Books of the Week:
- The Dead Will Tell, Linda Castillo
- Murder at the Manor, edited by Martin Edwards
- Fellside, M.R. Carey
- Burned, Benedict Jacka
- Swimsuit Body, Eileen Goudge
Linda Castillo’s The Dead Will Tell is not the first book in her series about Chief of Police Kate Burkholder. This takes place in a small town called Painters Mill, in Amish country. In fact, Kate is a former member of that community. A long-ago crime, the murder of an Amish family, starts to surface when some people in Painters Mill receive threatening notes. Kate investigates a murder thinly camouflaged to look like suicide, and the scope of the case begins to widen. Kate is a likeable character, brave and persistent, and the ending does pack quite a wallop.
I met Martin Edwards at Malice Domestic, and I was eager to read one of his collections when I got home. Murder at the Manor is a group of country house murder short stories, and it’s peaceful reading and a lot of fun. Arthur Conan Doyle, G.K. Chesterton, Anthony Berkley, and Margery Allingham are among the writers represented. I think this is would be a great gift for almost any mystery reader.
M.R. Carey is a writer I admire immensely, and I was very anxious to read follow-up book to The Girl With All the Gifts. Color me stunned when I discovered this book was set in a privately run women’s prison, and the protagonist is a convicted child murderer who simply can’t remember the circumstances of the fire she supposedly started in which a little boy died. To say this seemed a random choice is to understate my reaction. But it’s really a great book, and beautifully written. There’s a lot about human nature, the power of dreams, and the afterlife, just to start with big themes.

> _EXERCISE_:
Answer these questions from the Books of the Week text above.
1. In what town does The Dead Will Tell take place?
2. Where did the reviewer meet Martin Edwards?
3. In what kind of place is M.R. Carey's Fellside set?

> _DATASET_:
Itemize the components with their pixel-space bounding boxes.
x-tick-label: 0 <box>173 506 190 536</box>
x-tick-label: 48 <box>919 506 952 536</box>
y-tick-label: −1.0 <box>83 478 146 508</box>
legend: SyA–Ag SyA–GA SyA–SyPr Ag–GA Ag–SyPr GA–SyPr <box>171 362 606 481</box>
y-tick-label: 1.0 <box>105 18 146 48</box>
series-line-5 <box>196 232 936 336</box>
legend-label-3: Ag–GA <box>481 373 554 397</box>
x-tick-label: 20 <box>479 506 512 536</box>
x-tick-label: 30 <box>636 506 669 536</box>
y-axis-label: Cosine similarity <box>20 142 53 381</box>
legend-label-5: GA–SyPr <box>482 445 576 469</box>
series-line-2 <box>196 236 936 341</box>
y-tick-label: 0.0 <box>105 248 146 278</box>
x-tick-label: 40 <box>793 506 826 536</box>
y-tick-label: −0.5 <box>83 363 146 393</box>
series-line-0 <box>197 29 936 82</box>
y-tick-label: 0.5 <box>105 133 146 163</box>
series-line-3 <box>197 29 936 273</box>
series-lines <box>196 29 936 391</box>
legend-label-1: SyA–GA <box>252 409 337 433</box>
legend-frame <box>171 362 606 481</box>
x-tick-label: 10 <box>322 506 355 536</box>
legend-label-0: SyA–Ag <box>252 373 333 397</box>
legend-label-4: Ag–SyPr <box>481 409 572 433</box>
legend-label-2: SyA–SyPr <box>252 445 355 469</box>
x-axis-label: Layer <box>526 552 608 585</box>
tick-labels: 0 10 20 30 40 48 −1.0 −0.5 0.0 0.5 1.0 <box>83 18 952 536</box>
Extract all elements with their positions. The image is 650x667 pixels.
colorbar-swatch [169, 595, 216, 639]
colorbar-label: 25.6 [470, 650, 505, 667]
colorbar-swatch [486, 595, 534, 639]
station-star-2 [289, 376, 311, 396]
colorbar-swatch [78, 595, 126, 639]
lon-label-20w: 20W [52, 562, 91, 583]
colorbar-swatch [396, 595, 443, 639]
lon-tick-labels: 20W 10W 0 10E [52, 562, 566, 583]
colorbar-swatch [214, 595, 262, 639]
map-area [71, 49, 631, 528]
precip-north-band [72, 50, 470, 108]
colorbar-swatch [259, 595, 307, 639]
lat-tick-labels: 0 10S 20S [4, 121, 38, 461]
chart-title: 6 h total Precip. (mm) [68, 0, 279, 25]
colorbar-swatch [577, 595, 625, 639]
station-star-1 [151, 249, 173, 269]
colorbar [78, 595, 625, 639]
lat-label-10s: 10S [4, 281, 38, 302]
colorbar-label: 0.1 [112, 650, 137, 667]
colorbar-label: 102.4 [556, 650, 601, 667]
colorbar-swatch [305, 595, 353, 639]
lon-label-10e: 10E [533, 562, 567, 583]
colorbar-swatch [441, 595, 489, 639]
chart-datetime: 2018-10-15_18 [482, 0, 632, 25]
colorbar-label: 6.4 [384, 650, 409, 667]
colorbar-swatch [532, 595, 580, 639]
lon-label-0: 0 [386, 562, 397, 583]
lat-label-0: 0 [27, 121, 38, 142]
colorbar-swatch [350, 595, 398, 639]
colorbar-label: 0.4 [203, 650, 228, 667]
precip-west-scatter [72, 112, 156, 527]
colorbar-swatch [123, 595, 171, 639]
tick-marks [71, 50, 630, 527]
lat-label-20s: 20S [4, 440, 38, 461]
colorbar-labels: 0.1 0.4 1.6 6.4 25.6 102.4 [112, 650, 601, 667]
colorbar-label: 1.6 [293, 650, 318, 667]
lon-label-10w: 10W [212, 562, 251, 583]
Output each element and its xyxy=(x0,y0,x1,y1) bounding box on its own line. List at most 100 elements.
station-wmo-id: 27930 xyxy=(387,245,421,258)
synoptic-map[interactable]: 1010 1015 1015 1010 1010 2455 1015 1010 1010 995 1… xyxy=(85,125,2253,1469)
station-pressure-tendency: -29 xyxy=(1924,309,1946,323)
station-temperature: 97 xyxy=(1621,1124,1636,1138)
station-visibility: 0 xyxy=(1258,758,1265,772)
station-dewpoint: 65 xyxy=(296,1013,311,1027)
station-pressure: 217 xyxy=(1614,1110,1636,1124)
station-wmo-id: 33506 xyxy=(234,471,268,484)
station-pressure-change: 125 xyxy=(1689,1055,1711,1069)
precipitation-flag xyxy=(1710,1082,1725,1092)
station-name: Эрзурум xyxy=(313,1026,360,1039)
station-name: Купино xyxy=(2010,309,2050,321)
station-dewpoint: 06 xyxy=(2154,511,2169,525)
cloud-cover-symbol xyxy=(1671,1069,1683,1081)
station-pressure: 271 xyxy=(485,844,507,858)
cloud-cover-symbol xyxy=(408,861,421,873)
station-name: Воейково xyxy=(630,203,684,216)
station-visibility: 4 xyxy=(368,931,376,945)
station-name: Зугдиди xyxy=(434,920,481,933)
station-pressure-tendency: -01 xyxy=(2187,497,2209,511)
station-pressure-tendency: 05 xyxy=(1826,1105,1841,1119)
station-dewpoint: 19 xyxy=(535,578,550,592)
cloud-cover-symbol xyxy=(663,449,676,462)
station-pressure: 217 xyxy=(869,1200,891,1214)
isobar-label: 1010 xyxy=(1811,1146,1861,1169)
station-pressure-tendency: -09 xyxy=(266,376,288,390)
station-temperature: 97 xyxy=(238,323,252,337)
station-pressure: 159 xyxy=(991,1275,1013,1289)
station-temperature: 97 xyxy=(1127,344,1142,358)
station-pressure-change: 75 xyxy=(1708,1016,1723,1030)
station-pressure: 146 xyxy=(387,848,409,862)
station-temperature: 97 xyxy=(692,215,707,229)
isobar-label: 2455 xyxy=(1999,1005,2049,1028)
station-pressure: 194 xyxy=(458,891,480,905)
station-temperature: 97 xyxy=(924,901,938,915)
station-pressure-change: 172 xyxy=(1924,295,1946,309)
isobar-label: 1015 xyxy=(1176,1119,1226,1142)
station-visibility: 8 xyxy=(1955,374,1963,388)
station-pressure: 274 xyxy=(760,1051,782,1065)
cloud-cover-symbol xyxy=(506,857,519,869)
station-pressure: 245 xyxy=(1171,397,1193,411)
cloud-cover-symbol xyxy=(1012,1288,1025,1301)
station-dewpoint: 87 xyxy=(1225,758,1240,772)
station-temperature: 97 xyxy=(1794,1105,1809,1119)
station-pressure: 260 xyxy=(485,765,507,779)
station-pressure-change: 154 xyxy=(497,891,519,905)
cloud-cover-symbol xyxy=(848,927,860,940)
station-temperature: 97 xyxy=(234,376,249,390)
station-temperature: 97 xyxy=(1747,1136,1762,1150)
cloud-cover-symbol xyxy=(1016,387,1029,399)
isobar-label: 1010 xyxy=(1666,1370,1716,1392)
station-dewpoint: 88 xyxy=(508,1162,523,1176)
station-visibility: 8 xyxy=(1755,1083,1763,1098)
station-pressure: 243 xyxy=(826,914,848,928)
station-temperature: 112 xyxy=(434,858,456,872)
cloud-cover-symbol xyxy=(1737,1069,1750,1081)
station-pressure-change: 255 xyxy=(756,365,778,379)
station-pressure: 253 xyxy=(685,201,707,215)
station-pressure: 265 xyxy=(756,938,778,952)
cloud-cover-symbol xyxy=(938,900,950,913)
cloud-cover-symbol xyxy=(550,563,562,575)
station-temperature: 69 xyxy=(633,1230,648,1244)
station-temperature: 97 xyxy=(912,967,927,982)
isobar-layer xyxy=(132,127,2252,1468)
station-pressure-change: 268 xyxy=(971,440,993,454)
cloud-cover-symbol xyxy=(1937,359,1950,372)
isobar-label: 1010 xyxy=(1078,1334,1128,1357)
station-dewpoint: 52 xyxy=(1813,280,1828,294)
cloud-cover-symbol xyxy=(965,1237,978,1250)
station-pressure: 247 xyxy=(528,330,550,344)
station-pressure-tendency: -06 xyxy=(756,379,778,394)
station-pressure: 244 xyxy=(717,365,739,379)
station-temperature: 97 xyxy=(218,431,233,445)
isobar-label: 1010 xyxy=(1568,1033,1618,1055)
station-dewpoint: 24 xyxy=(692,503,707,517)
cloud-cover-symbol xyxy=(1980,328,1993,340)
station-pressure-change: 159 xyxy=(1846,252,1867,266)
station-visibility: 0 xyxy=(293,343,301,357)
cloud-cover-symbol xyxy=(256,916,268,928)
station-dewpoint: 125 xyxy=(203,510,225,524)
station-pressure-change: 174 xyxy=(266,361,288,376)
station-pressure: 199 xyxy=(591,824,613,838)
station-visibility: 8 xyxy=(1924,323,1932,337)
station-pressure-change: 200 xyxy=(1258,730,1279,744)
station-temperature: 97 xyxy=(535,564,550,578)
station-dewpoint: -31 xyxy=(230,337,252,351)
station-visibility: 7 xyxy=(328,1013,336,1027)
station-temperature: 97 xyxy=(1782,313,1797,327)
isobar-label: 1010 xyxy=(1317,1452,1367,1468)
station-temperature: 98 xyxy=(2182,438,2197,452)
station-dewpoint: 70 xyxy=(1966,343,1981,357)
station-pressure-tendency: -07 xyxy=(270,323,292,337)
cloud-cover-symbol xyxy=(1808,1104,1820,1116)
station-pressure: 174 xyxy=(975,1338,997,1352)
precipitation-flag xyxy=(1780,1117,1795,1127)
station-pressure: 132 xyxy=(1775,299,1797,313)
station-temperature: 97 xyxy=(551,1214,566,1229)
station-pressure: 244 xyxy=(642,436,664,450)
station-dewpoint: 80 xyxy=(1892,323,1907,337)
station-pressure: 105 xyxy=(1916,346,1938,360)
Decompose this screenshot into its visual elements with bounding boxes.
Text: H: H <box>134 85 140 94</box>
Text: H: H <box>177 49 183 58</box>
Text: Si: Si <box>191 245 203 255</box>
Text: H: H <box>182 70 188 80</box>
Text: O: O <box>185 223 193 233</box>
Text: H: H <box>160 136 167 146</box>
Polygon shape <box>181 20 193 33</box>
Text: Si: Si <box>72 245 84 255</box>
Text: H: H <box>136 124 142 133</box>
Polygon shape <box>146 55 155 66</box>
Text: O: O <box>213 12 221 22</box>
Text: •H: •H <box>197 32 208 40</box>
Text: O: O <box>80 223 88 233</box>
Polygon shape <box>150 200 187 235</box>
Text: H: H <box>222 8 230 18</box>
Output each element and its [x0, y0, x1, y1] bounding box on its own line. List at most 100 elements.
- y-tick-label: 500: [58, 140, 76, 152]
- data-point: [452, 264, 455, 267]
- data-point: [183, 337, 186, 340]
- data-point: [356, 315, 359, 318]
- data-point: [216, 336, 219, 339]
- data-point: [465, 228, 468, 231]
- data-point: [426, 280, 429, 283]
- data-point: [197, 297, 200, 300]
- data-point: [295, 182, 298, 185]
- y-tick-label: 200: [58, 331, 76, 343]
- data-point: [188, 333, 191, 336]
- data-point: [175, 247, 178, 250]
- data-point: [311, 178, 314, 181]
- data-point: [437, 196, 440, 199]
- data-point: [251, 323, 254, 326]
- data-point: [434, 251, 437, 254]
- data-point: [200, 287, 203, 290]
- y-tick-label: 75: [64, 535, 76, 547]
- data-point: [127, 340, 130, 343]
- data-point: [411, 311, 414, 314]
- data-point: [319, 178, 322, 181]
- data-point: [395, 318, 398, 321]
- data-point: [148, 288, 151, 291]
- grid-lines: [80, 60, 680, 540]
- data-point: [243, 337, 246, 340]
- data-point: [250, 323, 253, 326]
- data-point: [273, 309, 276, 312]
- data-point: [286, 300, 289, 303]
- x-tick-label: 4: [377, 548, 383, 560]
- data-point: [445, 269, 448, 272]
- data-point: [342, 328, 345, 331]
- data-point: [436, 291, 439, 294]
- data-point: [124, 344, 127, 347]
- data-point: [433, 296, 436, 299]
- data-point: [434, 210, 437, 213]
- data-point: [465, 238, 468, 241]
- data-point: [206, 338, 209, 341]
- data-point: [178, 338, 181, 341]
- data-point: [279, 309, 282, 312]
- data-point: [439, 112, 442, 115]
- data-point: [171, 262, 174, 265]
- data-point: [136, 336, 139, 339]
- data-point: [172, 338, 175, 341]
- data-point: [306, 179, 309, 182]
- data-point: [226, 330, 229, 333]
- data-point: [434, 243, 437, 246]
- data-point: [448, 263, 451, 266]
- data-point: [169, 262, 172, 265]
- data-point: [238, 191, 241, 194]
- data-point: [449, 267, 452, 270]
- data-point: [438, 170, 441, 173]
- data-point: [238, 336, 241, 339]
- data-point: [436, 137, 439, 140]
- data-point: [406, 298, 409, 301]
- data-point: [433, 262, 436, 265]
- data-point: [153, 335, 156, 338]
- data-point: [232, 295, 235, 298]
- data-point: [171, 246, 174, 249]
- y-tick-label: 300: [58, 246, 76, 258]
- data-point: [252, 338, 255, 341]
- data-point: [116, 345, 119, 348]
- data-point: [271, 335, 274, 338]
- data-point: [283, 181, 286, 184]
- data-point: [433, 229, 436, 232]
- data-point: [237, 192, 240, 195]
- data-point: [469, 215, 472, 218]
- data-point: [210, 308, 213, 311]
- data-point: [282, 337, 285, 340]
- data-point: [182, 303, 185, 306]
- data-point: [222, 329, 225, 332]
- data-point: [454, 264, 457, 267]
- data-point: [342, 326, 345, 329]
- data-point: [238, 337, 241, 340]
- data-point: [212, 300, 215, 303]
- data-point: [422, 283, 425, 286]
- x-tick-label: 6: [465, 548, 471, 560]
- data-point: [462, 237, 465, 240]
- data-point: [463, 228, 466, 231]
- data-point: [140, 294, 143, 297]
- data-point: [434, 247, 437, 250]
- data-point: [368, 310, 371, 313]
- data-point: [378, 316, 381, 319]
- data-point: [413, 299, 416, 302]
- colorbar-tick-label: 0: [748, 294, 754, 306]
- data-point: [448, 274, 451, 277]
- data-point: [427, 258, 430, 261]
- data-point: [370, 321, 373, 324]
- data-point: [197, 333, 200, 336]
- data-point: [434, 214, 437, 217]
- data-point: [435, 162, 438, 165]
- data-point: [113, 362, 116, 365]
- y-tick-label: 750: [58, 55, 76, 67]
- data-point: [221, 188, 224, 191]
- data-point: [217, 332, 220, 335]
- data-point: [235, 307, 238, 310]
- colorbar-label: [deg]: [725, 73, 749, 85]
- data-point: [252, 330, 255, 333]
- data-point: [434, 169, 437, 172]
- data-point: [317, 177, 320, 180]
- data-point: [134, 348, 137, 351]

> _OUTPUT_:
1. Painters Mill, a small town in Amish country.
2. At Malice Domestic.
3. A privately run women's prison.